Write out the material exactly. Do not include the pictures.
--- Start ---
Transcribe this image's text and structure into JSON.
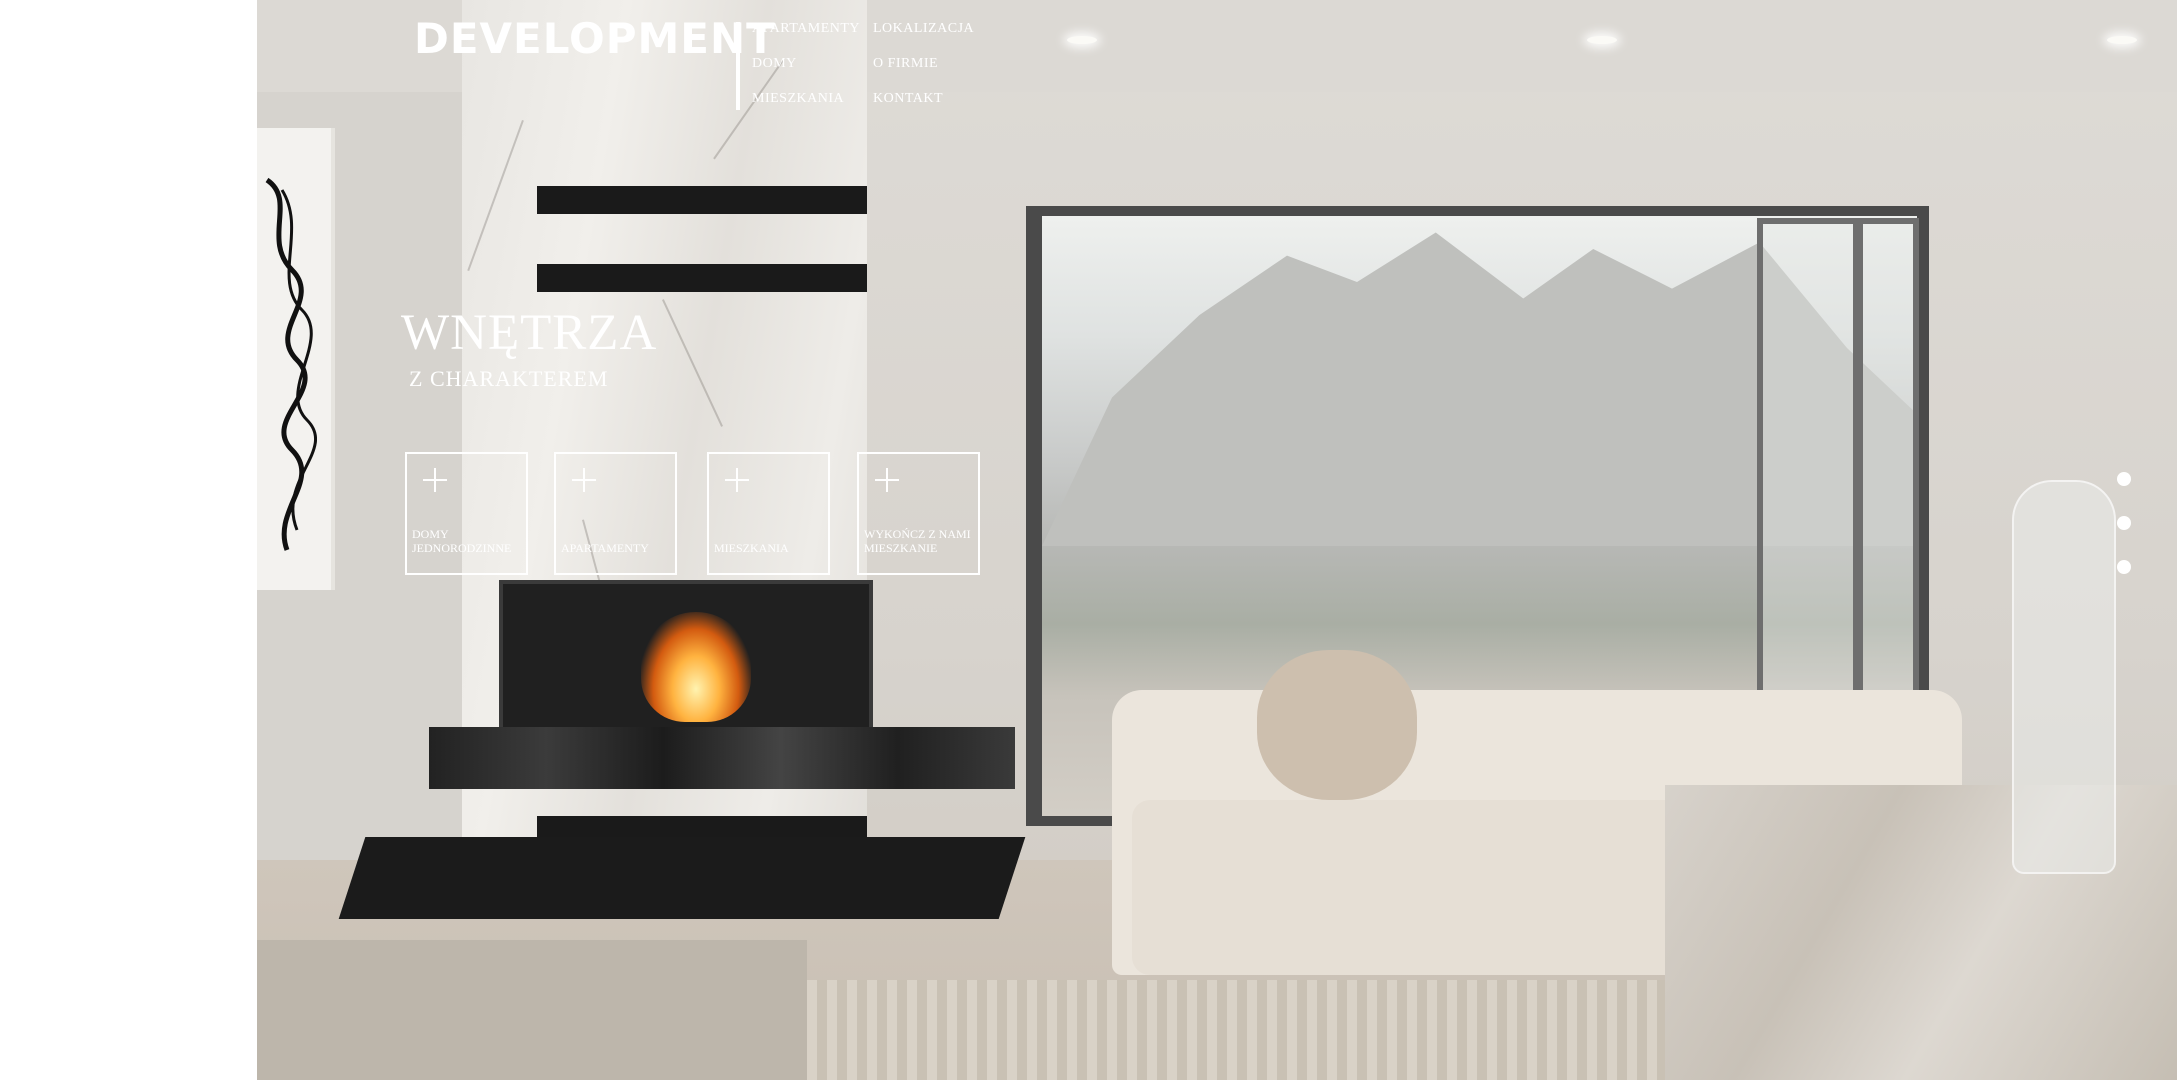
{
  "brand": {
    "logo_text": "DEVELOPMENT"
  },
  "nav": {
    "column_1": [
      "APARTAMENTY",
      "DOMY",
      "MIESZKANIA"
    ],
    "column_2": [
      "LOKALIZACJA",
      "O FIRMIE",
      "KONTAKT"
    ]
  },
  "hero": {
    "title": "WNĘTRZA",
    "subtitle": "Z CHARAKTEREM"
  },
  "tiles": [
    {
      "label": "DOMY\nJEDNORODZINNE",
      "icon": "plus-icon"
    },
    {
      "label": "APARTAMENTY",
      "icon": "plus-icon"
    },
    {
      "label": "MIESZKANIA",
      "icon": "plus-icon"
    },
    {
      "label": "WYKOŃCZ Z NAMI\nMIESZKANIE",
      "icon": "plus-icon"
    }
  ],
  "slider": {
    "dot_count": 3
  },
  "colors": {
    "overlay_text": "#ffffff",
    "page_background": "#ffffff"
  }
}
--- End ---
-- TASK SOLUTION --
Transcribe this image's text and structure into JSON.
{
  "brand": {
    "logo_text": "DEVELOPMENT"
  },
  "nav": {
    "column_1": [
      "APARTAMENTY",
      "DOMY",
      "MIESZKANIA"
    ],
    "column_2": [
      "LOKALIZACJA",
      "O FIRMIE",
      "KONTAKT"
    ]
  },
  "hero": {
    "title": "WNĘTRZA",
    "subtitle": "Z CHARAKTEREM"
  },
  "tiles": [
    {
      "label": "DOMY\nJEDNORODZINNE",
      "icon": "plus-icon"
    },
    {
      "label": "APARTAMENTY",
      "icon": "plus-icon"
    },
    {
      "label": "MIESZKANIA",
      "icon": "plus-icon"
    },
    {
      "label": "WYKOŃCZ Z NAMI\nMIESZKANIE",
      "icon": "plus-icon"
    }
  ],
  "slider": {
    "dot_count": 3
  },
  "colors": {
    "overlay_text": "#ffffff",
    "page_background": "#ffffff"
  }
}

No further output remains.